(Conferencia dada en la Unesco, el jueves 24 de marzo de 2011, a petición del cardenal Gianfranco Ravasi, para la inauguración del “Atrio de los Gentiles”)

Fabrice Hadjadj

¿Para qué nos hemos reunido aquí, en la plaza de Fontenoy, en la sede de la Unesco? ¿Acaso para una ceremonia protocolaria un poco ampulosa en la que todo el mundo habrá representado su papel, pero a la que nadie habrá venido de corazón? ¿Acaso para abrir una nueva “ventana de diálogo’,’ como si se tratara una vez más de incrementar nuestros medios de comunicación o de aparentar ser hombres abiertos y tolerantes?

Mi objetivo no es provocar, sino plantear una cuestión simple. Mi objetivo no es hacerme el excéntrico, sino ser un hombre que se dirige a otros hombres, más allá de etiquetas y de órdenes del día. Ahora bien, ser hombre es en primer lugar lo siguiente: no solamente vivir, sino interrogarse sobre sus razones para vivir. Y esa interrogación surge con tanta más crudeza por cuanto que el hombre se sitúa en un punto de tensión desgarrador: desea la alegría en la verdad y la amistad y sin embargo, sabe que va a morir. Sí, todos, aquí, seamos ministros o bedeles, aspiramos moralmente a una misma beatitud. Y, al mismo tiempo, todos, aquí, seamos embajadores o agentes de seguridad, estamos físicamente abocados a la decrepitud. De modo que, bajo la luz de los focos, a pesar de la potencia de los micros, estamos rodeados de mucha tiniebla y de mucho silencio…

El animal que se asombra de existir

Este cuestionarse es, ciertamente, lo propio del hombre desde su origen. Es el animal que se asombra de existir. ¿Somos monos evolucionados, primates llegados al colmo de la sofisticación? La cosa es dudosa. Porque, para el primate, el colmo de la perfección estaría en la agilidad suprema para desplazarse de rama en rama o en la absoluta facilidad para procurarse plátanos. No está en esta capacidad de quedarse pasmado, esta facultad que nos deja los ojos como platos, estupefactos, desprovistos ante el vértigo de estar vivos. No está en esta inclinación a la contemplación que nos hace, por ejemplo, maravillarnos de tal modo ante el rayado del tigre que nos olvidamos de protegernos de sus garras.

Hay quienes dicen que la emergencia del hombre, en el curso de la evolución, se debería a su mayor capacidad de adaptación al mundo. Al mismo tiempo, el hombre finge ser el gran inadaptado: en lugar de vivir apaciblemente según el instinto, busca un sentido, descifra el mundo como un bosque de símbolos, desea un más allá, un más allá no forzosamente como otro mundo, sino como una manera de penetrar en el secreto de este mundo, de abrazarlo en su misterio, de beber de él en su misma fuente.
-=-=-=-=-
## Tarea planteada 1
Indica si cada afirmación concuerda con el extracto de la conferencia y respalda cada respuesta con las palabras del texto que lo deciden: (a) la conferencia se pronunció en la Unesco un jueves; (b) el autor declara que su objetivo es provocar; (c) el texto presenta al hombre como el animal que se asombra de existir.
## Tarea planteada 2
Enumera todos los cargos u oficios que el extracto de la conferencia menciona para referirse a los presentes en la sala.
## Tarea planteada 3
Reproduce el pasaje del extracto de la conferencia que va desde “(Conferencia dada en” hasta “abiertos y tolerantes?”.
Responde basándote únicamente en el extracto de la conferencia.

## Información proporcionada
-=-=-=-=-
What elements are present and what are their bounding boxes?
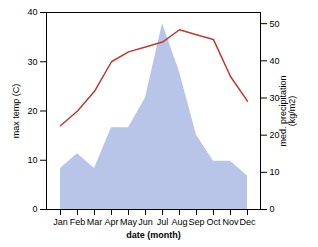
-=-=-=-=-
## Solución escrita 1
(a) Sí: «Conferencia dada en la Unesco, el jueves 24 de marzo de 2011».
(b) No: «Mi objetivo no es provocar, sino plantear una cuestión simple».
(c) Sí: «Es el animal que se asombra de existir».

## Solución escrita 2
ministros, bedeles, embajadores, agentes de seguridad

## Solución escrita 3
(Conferencia dada en la Unesco, el jueves 24 de marzo de 2011, a petición del cardenal Gianfranco Ravasi, para la inauguración del “Atrio de los Gentiles”)

Fabrice Hadjadj

¿Para qué nos hemos reunido aquí, en la plaza de Fontenoy, en la sede de la Unesco? ¿Acaso para una ceremonia protocolaria un poco ampulosa en la que todo el mundo habrá representado su papel, pero a la que nadie habrá venido de corazón? ¿Acaso para abrir una nueva “ventana de diálogo’,’ como si se tratara una vez más de incrementar nuestros medios de comunicación o de aparentar ser hombres abiertos y tolerantes?